(Source data)
######

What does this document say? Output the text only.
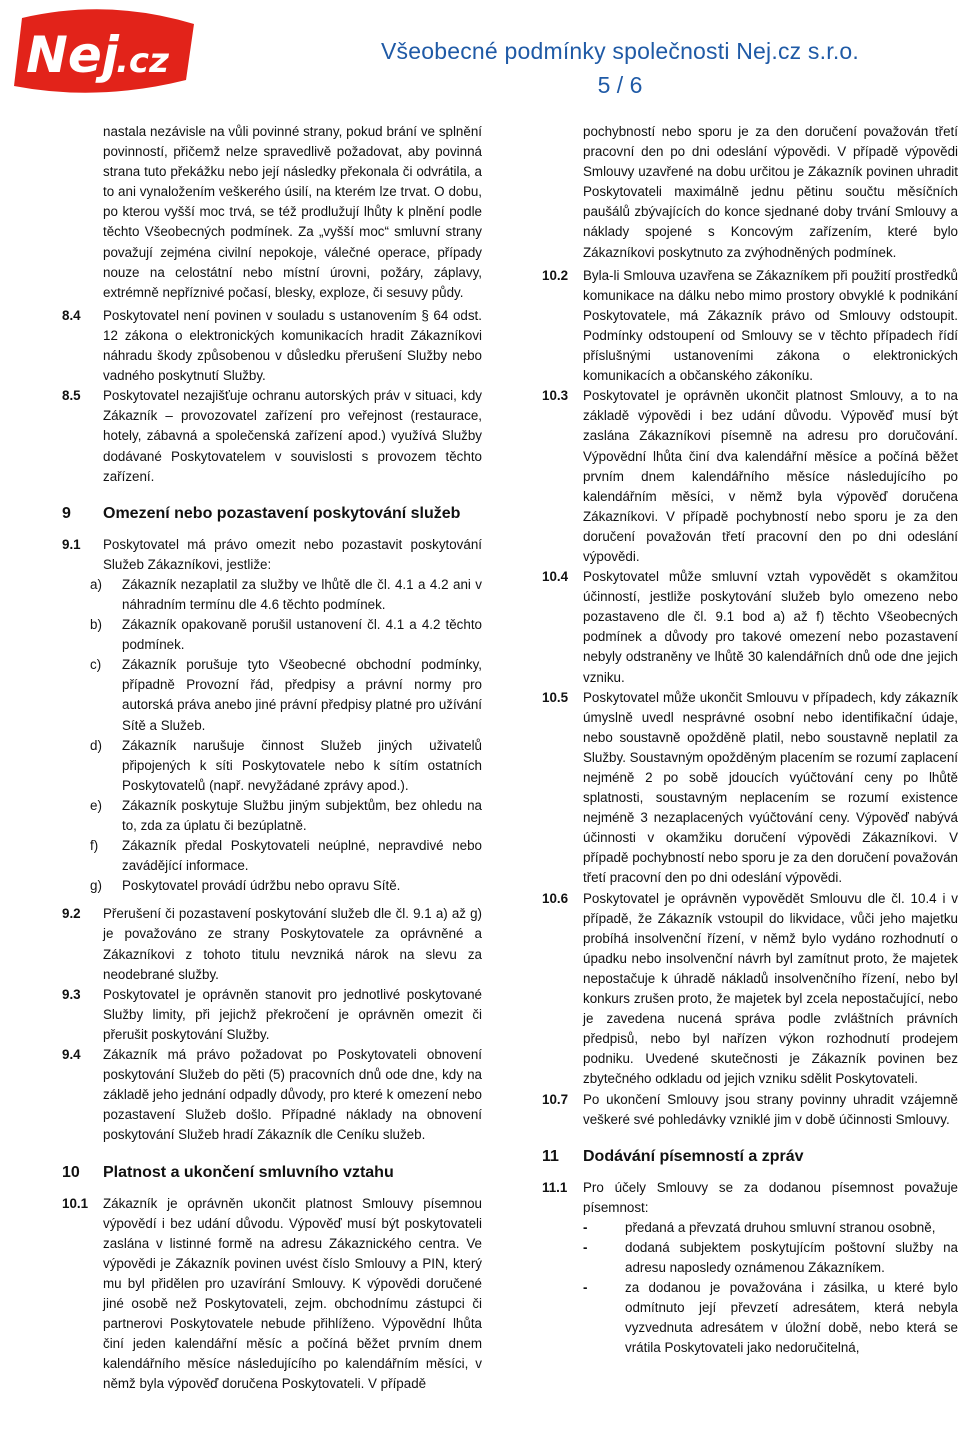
Nej
.cz	Všeobecné podmínky společnosti Nej.cz s.r.o.
5 / 6
nastala nezávisle na vůli povinné strany, pokud brání ve splnění povinností, přičemž nelze spravedlivě požadovat, aby povinná strana tuto překážku nebo její následky překonala či odvrátila, a to ani vynaložením veškerého úsilí, na kterém lze trvat. O dobu, po kterou vyšší moc trvá, se též prodlužují lhůty k plnění podle těchto Všeobecných podmínek. Za „vyšší moc“ smluvní strany považují zejména civilní nepokoje, válečné operace, případy nouze na celostátní nebo místní úrovni, požáry, záplavy, extrémně nepříznivé počasí, blesky, exploze, či sesuvy půdy.
8.4	Poskytovatel není povinen v souladu s ustanovením § 64 odst. 12 zákona o elektronických komunikacích hradit Zákazníkovi náhradu škody způsobenou v důsledku přerušení Služby nebo vadného poskytnutí Služby.
8.5	Poskytovatel nezajišťuje ochranu autorských práv v situaci, kdy Zákazník – provozovatel zařízení pro veřejnost (restaurace, hotely, zábavná a společenská zařízení apod.) využívá Služby dodávané Poskytovatelem v souvislosti s provozem těchto zařízení.
9	Omezení nebo pozastavení poskytování služeb
9.1	Poskytovatel má právo omezit nebo pozastavit poskytování Služeb Zákazníkovi, jestliže:
a)	Zákazník nezaplatil za služby ve lhůtě dle čl. 4.1 a 4.2 ani v náhradním termínu dle 4.6 těchto podmínek.
b)	Zákazník opakovaně porušil ustanovení čl. 4.1 a 4.2 těchto podmínek.
c)	Zákazník porušuje tyto Všeobecné obchodní podmínky, případně Provozní řád, předpisy a právní normy pro autorská práva anebo jiné právní předpisy platné pro užívání Sítě a Služeb.
d)	Zákazník narušuje činnost Služeb jiných uživatelů připojených k síti Poskytovatele nebo k sítím ostatních Poskytovatelů (např. nevyžádané zprávy apod.).
e)	Zákazník poskytuje Službu jiným subjektům, bez ohledu na to, zda za úplatu či bezúplatně.
f)	Zákazník předal Poskytovateli neúplné, nepravdivé nebo zavádějící informace.
g)	Poskytovatel provádí údržbu nebo opravu Sítě.
9.2	Přerušení či pozastavení poskytování služeb dle čl. 9.1 a) až g) je považováno ze strany Poskytovatele za oprávněné a Zákazníkovi z tohoto titulu nevzniká nárok na slevu za neodebrané služby.
9.3	Poskytovatel je oprávněn stanovit pro jednotlivé poskytované Služby limity, při jejichž překročení je oprávněn omezit či přerušit poskytování Služby.
9.4	Zákazník má právo požadovat po Poskytovateli obnovení poskytování Služeb do pěti (5) pracovních dnů ode dne, kdy na základě jeho jednání odpadly důvody, pro které k omezení nebo pozastavení Služeb došlo. Případné náklady na obnovení poskytování Služeb hradí Zákazník dle Ceníku služeb.
10	Platnost a ukončení smluvního vztahu
10.1	Zákazník je oprávněn ukončit platnost Smlouvy písemnou výpovědí i bez udání důvodu. Výpověď musí být poskytovateli zaslána v listinné formě na adresu Zákaznického centra. Ve výpovědi je Zákazník povinen uvést číslo Smlouvy a PIN, který mu byl přidělen pro uzavírání Smlouvy. K výpovědi doručené jiné osobě než Poskytovateli, zejm. obchodnímu zástupci či partnerovi Poskytovatele nebude přihlíženo. Výpovědní lhůta činí jeden kalendářní měsíc a počíná běžet prvním dnem kalendářního měsíce následujícího po kalendářním měsíci, v němž byla výpověď doručena Poskytovateli. V případě
pochybností nebo sporu je za den doručení považován třetí pracovní den po dni odeslání výpovědi. V případě výpovědi Smlouvy uzavřené na dobu určitou je Zákazník povinen uhradit Poskytovateli maximálně jednu pětinu součtu měsíčních paušálů zbývajících do konce sjednané doby trvání Smlouvy a náklady spojené s Koncovým zařízením, které bylo Zákazníkovi poskytnuto za zvýhodněných podmínek.
10.2	Byla-li Smlouva uzavřena se Zákazníkem při použití prostředků komunikace na dálku nebo mimo prostory obvyklé k podnikání Poskytovatele, má Zákazník právo od Smlouvy odstoupit. Podmínky odstoupení od Smlouvy se v těchto případech řídí příslušnými ustanoveními zákona o elektronických komunikacích a občanského zákoníku.
10.3	Poskytovatel je oprávněn ukončit platnost Smlouvy, a to na základě výpovědi i bez udání důvodu. Výpověď musí být zaslána Zákazníkovi písemně na adresu pro doručování. Výpovědní lhůta činí dva kalendářní měsíce a počíná běžet prvním dnem kalendářního měsíce následujícího po kalendářním měsíci, v němž byla výpověď doručena Zákazníkovi. V případě pochybností nebo sporu je za den doručení považován třetí pracovní den po dni odeslání výpovědi.
10.4	Poskytovatel může smluvní vztah vypovědět s okamžitou účinností, jestliže poskytování služeb bylo omezeno nebo pozastaveno dle čl. 9.1 bod a) až f) těchto Všeobecných podmínek a důvody pro takové omezení nebo pozastavení nebyly odstraněny ve lhůtě 30 kalendářních dnů ode dne jejich vzniku.
10.5	Poskytovatel může ukončit Smlouvu v případech, kdy zákazník úmyslně uvedl nesprávné osobní nebo identifikační údaje, nebo soustavně opožděně platil, nebo soustavně neplatil za Služby. Soustavným opožděným placením se rozumí zaplacení nejméně 2 po sobě jdoucích vyúčtování ceny po lhůtě splatnosti, soustavným neplacením se rozumí existence nejméně 3 nezaplacených vyúčtování ceny. Výpověď nabývá účinnosti v okamžiku doručení výpovědi Zákazníkovi. V případě pochybností nebo sporu je za den doručení považován třetí pracovní den po dni odeslání výpovědi.
10.6	Poskytovatel je oprávněn vypovědět Smlouvu dle čl. 10.4 i v případě, že Zákazník vstoupil do likvidace, vůči jeho majetku probíhá insolvenční řízení, v němž bylo vydáno rozhodnutí o úpadku nebo insolvenční návrh byl zamítnut proto, že majetek nepostačuje k úhradě nákladů insolvenčního řízení, nebo byl konkurs zrušen proto, že majetek byl zcela nepostačující, nebo je zavedena nucená správa podle zvláštních právních předpisů, nebo byl nařízen výkon rozhodnutí prodejem podniku. Uvedené skutečnosti je Zákazník povinen bez zbytečného odkladu od jejich vzniku sdělit Poskytovateli.
10.7	Po ukončení Smlouvy jsou strany povinny uhradit vzájemně veškeré své pohledávky vzniklé jim v době účinnosti Smlouvy.
11	Dodávání písemností a zpráv
11.1	Pro účely Smlouvy se za dodanou písemnost považuje písemnost:
-	předaná a převzatá druhou smluvní stranou osobně,
-	dodaná subjektem poskytujícím poštovní služby na adresu naposledy oznámenou Zákazníkem.
-	za dodanou je považována i zásilka, u které bylo odmítnuto její převzetí adresátem, která nebyla vyzvednuta adresátem v úložní době, nebo která se vrátila Poskytovateli jako nedoručitelná,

######

_GOAL_. Pick out each line containing the string "apod" and copy it.

_FULL SOLUTION_.
8.5	Poskytovatel nezajišťuje ochranu autorských práv v situaci, kdy Zákazník – provozovatel zařízení pro veřejnost (restaurace, hotely, zábavná a společenská zařízení apod.) využívá Služby dodávané Poskytovatelem v souvislosti s provozem těchto zařízení.
d)	Zákazník narušuje činnost Služeb jiných uživatelů připojených k síti Poskytovatele nebo k sítím ostatních Poskytovatelů (např. nevyžádané zprávy apod.).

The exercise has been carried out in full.